• [DATASET RECORDS]:

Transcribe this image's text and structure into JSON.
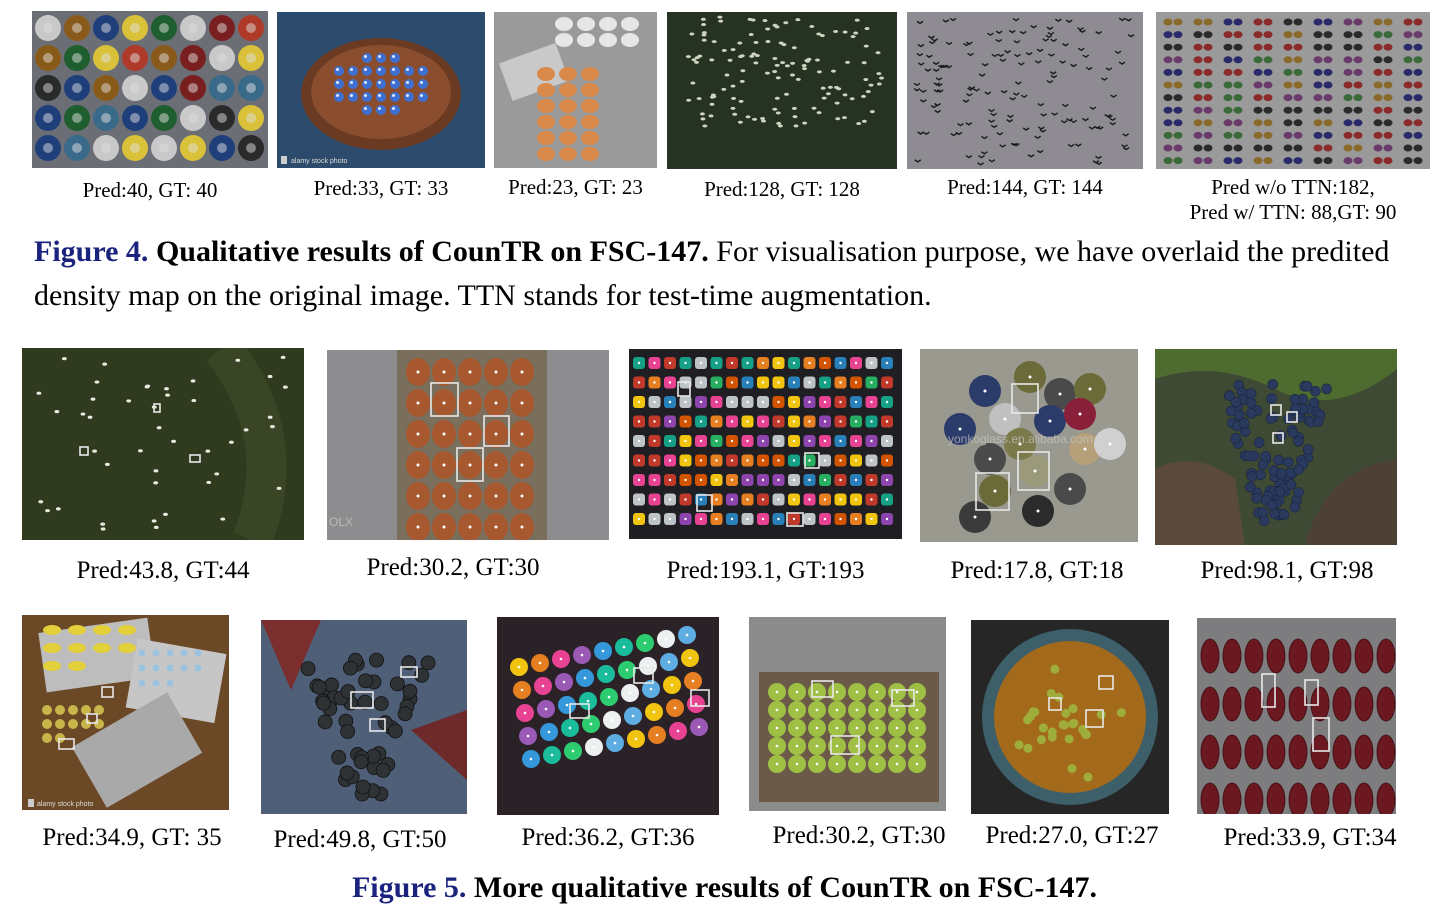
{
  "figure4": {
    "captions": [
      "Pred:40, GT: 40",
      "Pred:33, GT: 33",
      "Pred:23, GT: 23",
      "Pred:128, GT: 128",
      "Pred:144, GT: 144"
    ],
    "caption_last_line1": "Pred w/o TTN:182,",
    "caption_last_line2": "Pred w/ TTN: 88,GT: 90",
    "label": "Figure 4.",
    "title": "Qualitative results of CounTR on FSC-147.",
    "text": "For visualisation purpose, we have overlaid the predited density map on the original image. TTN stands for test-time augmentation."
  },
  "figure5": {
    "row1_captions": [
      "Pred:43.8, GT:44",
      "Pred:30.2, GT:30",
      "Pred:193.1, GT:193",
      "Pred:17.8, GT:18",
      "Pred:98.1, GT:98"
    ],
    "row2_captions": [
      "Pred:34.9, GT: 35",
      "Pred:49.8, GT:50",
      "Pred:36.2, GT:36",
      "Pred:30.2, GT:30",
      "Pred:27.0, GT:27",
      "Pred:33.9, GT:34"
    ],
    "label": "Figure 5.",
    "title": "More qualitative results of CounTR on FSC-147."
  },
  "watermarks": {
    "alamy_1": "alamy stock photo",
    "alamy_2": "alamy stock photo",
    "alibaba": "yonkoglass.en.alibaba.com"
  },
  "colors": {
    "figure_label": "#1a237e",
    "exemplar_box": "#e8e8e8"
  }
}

* * *

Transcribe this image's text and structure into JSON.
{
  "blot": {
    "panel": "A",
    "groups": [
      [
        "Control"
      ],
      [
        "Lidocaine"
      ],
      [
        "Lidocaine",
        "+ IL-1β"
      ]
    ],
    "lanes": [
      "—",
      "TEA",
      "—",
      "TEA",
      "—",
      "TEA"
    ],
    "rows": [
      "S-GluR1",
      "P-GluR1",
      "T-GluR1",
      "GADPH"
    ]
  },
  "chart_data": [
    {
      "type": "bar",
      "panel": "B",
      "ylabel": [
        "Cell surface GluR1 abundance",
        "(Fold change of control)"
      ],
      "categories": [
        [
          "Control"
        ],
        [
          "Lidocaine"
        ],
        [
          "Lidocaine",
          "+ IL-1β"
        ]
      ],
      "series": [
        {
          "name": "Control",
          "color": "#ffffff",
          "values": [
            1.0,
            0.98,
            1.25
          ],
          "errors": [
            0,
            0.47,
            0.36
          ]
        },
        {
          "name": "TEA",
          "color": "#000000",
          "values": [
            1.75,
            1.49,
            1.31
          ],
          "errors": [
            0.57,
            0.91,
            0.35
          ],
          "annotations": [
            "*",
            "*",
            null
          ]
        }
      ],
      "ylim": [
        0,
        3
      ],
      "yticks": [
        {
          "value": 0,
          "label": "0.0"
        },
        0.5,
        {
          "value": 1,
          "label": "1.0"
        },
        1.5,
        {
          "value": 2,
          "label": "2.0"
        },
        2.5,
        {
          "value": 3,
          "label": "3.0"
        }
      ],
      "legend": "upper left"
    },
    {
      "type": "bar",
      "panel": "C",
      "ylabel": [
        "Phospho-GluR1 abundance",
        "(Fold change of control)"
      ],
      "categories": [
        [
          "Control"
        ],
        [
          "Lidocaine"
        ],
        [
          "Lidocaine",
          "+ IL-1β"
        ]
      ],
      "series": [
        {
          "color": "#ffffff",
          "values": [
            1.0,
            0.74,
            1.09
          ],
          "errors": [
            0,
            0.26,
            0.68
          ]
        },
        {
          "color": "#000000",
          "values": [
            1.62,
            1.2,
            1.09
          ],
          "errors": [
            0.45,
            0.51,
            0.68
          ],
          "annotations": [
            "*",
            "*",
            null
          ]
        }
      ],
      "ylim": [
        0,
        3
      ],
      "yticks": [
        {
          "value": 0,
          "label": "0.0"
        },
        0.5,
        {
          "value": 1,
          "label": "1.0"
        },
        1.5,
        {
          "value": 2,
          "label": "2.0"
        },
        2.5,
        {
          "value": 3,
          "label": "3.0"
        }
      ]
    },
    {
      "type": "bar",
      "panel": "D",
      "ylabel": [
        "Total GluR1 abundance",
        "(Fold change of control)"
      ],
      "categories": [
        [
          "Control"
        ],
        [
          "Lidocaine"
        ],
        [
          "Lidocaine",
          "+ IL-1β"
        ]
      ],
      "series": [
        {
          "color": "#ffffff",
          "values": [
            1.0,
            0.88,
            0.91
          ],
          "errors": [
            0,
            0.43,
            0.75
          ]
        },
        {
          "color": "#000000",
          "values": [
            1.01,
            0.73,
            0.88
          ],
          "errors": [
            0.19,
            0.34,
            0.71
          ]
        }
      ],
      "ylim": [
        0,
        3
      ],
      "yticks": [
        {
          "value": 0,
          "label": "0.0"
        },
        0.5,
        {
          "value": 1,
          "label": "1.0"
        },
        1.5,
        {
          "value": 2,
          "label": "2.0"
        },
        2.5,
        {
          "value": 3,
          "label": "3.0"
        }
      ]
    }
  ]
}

...

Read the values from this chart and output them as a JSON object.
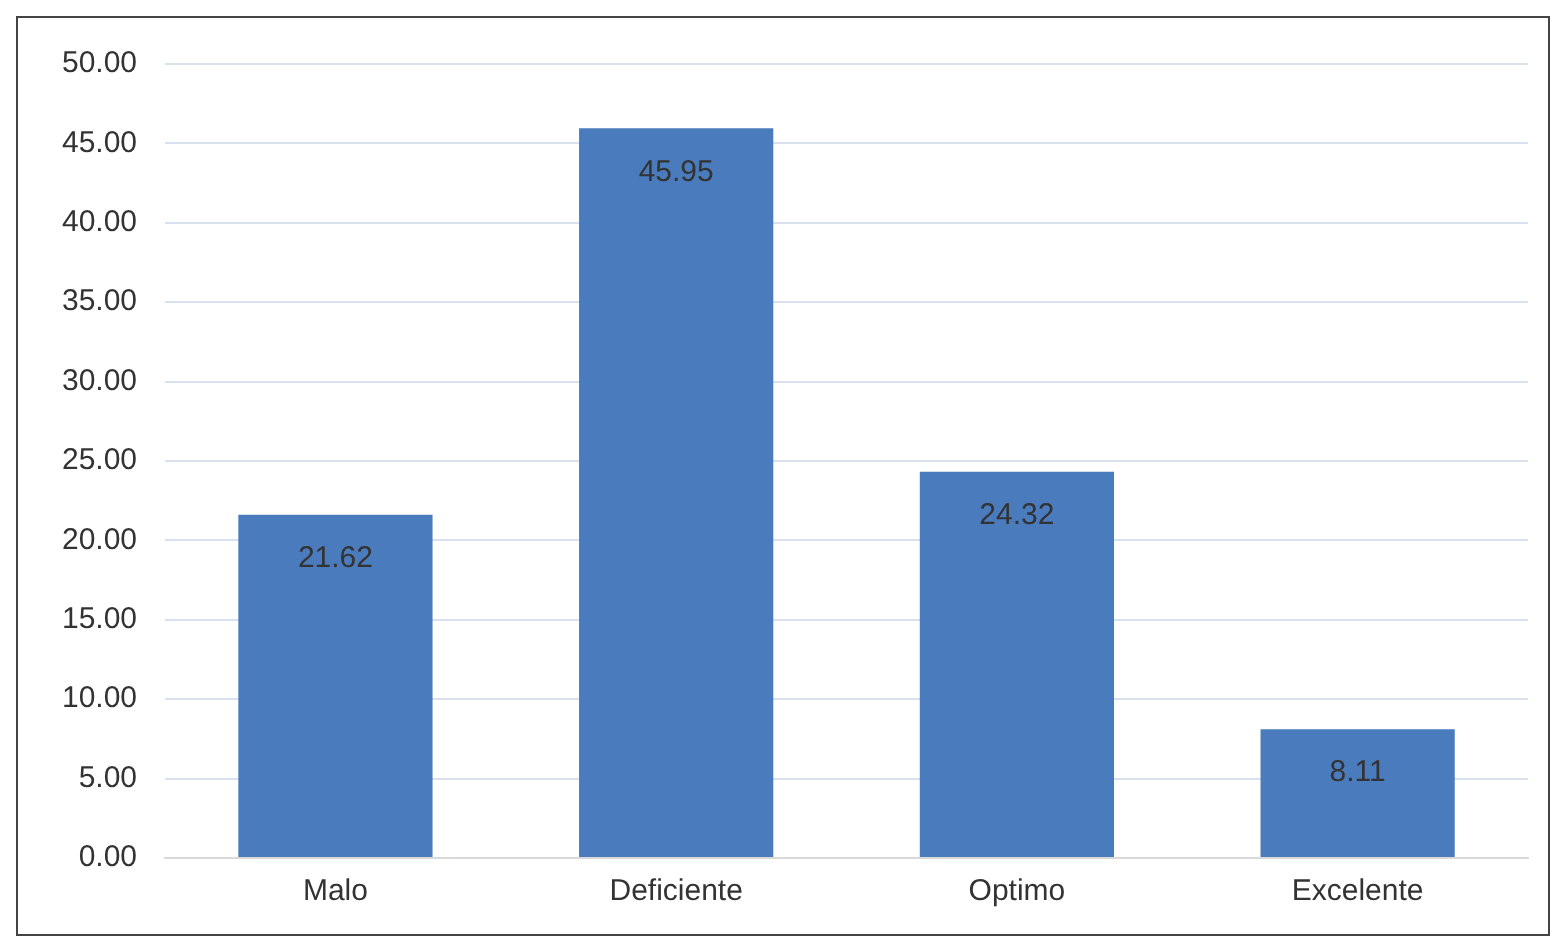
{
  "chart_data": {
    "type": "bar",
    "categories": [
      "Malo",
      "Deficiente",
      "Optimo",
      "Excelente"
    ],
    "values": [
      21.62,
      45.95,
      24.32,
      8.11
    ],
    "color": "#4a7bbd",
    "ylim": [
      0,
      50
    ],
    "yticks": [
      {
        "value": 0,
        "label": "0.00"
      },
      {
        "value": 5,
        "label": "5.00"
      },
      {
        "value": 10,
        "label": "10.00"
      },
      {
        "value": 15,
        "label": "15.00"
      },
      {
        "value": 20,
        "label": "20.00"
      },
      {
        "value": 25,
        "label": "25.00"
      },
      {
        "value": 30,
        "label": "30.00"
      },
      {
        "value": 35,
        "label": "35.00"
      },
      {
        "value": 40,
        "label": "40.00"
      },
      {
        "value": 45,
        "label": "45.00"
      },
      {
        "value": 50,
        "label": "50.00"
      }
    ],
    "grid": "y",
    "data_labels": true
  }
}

• [EXERCISE OBJECTIVE]: Show the lines from the data above that contain the string "results".

• [RESULT FOR THIS EXERCISE]:
    "title": "Qualitative results of CounTR on FSC-147.",
    "title": "More qualitative results of CounTR on FSC-147."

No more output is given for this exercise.